## YOUR TASK
Pick out all lines in the listing holding the string "into" and copy them.

## SUPPLIED MATERIAL
>>
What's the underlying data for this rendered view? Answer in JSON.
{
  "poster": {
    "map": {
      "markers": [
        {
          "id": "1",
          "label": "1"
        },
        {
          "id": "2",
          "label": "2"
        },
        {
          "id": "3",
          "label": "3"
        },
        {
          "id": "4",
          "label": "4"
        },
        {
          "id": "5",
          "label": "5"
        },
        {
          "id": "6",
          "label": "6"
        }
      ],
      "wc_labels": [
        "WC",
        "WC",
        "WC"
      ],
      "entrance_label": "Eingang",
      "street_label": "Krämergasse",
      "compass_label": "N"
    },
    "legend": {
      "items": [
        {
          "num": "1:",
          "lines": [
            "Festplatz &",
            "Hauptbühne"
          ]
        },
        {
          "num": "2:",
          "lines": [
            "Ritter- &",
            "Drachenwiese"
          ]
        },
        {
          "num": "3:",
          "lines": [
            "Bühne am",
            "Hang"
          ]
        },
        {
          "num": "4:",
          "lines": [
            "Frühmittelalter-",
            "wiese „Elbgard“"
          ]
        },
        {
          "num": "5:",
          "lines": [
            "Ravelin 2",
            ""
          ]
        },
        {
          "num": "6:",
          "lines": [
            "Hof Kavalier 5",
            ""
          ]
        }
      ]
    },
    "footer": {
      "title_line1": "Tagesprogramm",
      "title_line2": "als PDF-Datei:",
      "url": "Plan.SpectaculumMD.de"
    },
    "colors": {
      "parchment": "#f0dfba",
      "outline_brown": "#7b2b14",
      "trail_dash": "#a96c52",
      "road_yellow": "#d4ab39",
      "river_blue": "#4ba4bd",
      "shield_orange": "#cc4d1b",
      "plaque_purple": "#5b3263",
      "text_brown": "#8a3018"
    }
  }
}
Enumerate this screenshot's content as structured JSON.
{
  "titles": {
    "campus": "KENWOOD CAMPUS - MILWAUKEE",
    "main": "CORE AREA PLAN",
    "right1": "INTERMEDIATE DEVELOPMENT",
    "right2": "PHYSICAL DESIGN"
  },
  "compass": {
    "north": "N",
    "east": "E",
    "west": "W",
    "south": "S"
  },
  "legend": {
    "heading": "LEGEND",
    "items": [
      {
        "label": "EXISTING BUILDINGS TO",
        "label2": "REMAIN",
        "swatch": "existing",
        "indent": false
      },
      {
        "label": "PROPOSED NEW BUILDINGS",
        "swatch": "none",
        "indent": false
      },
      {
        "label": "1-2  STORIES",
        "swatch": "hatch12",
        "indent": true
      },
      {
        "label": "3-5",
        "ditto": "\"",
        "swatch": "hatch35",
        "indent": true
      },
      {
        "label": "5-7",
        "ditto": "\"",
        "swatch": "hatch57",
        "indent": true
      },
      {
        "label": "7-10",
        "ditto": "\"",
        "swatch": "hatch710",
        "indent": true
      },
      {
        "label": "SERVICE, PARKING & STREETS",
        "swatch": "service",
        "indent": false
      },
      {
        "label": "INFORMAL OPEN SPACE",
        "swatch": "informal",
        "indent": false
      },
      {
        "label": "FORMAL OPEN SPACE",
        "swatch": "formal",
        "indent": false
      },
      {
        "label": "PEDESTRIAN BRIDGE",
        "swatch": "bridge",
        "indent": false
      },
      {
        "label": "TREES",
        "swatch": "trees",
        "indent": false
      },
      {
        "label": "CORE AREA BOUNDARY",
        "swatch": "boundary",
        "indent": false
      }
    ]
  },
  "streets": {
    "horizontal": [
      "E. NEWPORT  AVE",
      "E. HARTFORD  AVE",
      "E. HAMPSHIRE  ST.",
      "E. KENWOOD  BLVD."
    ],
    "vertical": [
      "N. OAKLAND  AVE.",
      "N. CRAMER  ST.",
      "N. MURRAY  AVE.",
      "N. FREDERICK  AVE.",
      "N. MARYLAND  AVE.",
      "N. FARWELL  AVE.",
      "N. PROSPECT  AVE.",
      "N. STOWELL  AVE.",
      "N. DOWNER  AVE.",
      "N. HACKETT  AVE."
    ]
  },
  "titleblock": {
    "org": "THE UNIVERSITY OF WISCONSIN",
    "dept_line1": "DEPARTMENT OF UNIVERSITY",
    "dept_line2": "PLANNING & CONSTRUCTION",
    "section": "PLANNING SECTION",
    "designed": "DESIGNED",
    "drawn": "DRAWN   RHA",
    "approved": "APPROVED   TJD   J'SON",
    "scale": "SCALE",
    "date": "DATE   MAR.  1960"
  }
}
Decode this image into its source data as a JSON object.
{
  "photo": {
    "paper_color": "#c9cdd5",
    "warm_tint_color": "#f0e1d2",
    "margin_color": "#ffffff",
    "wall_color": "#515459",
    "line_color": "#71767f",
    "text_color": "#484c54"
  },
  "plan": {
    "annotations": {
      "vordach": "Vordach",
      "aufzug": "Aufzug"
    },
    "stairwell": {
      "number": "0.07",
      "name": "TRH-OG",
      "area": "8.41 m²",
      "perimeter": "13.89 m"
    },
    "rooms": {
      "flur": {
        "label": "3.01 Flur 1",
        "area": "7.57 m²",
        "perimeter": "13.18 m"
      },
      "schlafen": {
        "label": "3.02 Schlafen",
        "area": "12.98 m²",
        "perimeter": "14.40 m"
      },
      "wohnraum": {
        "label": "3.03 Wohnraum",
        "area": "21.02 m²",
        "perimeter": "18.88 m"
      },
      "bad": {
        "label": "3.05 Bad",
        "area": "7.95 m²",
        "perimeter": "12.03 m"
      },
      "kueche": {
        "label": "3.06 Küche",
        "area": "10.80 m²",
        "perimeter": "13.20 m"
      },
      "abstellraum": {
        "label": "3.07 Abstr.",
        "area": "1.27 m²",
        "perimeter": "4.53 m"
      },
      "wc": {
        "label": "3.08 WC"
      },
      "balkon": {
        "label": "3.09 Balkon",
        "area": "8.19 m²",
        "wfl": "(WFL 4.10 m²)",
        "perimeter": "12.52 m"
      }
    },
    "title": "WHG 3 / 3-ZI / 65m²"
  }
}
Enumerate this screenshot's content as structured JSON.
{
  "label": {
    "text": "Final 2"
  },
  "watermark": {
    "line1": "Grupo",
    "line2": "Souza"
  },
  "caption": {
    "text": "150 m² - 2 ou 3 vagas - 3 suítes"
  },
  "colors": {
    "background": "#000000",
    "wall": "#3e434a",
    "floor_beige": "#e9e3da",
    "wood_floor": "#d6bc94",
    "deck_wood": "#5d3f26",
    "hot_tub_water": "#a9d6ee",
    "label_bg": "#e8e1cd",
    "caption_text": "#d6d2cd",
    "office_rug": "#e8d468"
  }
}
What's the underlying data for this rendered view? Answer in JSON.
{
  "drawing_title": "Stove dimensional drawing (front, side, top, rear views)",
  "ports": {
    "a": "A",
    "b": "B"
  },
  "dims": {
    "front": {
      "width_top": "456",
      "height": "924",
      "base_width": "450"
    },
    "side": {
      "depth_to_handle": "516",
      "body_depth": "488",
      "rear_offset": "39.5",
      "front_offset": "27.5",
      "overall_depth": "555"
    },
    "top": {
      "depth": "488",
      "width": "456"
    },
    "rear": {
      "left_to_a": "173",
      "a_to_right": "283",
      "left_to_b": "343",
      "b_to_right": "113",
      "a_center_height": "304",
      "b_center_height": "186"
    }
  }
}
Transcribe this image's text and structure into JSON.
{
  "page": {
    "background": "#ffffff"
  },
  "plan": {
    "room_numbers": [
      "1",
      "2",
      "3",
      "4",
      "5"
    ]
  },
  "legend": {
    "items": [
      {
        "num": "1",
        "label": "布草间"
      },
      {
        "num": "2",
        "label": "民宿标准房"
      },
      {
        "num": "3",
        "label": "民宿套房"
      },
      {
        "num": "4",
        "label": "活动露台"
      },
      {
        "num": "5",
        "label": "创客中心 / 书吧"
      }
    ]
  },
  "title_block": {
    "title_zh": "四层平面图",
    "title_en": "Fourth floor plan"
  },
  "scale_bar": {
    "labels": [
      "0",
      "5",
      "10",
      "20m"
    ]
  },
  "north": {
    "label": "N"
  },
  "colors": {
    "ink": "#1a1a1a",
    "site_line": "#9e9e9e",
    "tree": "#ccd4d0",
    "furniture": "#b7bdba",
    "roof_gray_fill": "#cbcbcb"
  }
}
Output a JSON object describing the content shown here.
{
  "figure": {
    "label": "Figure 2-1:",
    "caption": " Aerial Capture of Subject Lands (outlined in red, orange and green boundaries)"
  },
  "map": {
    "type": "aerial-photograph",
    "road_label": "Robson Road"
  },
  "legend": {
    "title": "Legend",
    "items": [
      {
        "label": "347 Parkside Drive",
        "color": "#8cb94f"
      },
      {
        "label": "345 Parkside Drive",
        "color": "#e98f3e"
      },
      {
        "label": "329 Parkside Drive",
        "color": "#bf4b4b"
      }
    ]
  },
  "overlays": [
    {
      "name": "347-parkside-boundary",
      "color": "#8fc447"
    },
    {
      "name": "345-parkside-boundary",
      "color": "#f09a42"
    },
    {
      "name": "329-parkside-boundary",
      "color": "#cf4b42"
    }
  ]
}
<<
## SOLUTION FOR THIS TASK
Decode this image into its source data as a JSON object.
Transcribe this image's text and structure into JSON.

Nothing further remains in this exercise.